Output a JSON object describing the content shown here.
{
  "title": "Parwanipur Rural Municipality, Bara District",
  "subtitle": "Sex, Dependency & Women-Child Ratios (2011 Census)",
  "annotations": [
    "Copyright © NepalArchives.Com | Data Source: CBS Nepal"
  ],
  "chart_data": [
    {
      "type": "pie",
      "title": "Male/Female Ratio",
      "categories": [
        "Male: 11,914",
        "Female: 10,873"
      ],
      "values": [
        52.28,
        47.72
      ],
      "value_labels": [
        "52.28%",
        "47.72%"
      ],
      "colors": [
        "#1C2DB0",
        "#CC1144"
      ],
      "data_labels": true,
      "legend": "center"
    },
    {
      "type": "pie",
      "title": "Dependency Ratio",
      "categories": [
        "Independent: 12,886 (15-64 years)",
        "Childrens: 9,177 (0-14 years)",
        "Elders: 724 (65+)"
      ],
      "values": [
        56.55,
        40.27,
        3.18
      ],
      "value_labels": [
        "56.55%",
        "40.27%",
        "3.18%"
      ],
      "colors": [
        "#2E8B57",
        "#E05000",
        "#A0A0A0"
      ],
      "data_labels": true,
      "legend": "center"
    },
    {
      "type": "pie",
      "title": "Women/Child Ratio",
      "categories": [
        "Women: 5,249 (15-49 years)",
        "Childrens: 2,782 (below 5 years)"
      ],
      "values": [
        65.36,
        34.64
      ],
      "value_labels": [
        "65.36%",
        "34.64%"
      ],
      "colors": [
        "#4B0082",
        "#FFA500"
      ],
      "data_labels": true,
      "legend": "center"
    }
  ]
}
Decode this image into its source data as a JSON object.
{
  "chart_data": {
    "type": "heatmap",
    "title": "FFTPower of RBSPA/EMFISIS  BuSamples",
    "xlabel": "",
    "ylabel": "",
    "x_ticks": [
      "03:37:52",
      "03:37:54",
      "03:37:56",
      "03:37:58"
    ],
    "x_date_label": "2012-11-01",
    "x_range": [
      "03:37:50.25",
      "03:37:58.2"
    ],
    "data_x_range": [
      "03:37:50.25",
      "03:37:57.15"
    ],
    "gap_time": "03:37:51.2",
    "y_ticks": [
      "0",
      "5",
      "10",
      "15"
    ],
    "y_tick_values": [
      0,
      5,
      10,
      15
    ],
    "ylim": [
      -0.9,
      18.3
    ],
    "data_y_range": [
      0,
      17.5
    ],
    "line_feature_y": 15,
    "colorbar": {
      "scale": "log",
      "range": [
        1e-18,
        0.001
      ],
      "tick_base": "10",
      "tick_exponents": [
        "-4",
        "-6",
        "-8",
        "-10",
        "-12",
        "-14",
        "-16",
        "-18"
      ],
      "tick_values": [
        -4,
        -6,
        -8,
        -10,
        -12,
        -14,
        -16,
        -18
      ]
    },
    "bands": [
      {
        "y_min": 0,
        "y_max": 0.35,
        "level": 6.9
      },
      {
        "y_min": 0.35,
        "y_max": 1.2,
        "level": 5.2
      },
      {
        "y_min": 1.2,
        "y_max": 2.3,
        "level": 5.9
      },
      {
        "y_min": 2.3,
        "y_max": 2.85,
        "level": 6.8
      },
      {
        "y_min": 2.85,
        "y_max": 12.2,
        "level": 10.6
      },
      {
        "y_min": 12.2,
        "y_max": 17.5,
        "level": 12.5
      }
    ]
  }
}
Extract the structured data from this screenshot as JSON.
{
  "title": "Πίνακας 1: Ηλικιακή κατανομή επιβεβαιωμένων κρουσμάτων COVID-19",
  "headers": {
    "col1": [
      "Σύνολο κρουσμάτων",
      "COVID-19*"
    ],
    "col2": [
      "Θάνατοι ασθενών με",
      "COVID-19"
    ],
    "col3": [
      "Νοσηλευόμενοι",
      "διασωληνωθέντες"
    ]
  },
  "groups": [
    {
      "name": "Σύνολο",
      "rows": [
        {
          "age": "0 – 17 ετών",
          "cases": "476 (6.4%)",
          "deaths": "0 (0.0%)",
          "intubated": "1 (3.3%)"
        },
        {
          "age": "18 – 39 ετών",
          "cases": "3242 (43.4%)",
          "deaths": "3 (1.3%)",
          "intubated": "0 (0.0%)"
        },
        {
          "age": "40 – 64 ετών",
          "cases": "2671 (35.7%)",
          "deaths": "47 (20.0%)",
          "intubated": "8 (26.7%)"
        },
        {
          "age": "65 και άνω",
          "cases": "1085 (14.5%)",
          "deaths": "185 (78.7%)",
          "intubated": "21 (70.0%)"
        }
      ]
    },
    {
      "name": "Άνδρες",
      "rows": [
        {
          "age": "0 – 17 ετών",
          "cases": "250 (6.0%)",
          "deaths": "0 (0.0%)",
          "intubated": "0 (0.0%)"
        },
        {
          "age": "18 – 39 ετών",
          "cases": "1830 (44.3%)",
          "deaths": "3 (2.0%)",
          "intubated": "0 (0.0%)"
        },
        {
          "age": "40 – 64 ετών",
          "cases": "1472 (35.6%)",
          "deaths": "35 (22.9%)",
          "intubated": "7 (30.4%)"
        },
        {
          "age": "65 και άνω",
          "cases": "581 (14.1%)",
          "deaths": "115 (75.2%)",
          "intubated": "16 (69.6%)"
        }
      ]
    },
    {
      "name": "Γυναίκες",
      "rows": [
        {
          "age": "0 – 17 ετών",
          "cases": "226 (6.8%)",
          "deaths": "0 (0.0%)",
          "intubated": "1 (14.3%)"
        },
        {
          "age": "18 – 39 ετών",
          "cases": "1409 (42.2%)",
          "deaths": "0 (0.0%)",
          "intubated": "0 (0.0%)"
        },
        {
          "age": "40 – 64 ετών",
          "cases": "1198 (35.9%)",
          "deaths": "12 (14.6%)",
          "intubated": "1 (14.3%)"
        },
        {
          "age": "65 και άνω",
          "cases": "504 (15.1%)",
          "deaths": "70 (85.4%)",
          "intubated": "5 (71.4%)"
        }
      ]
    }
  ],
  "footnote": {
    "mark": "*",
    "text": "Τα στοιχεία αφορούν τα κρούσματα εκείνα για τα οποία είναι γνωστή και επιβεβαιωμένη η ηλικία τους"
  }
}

· · · · ·

Search the data above for lines holding "Women" and copy each of them.

TASK RESULT
  "subtitle": "Sex, Dependency & Women-Child Ratios (2011 Census)",
      "title": "Women/Child Ratio",
        "Women: 5,249 (15-49 years)",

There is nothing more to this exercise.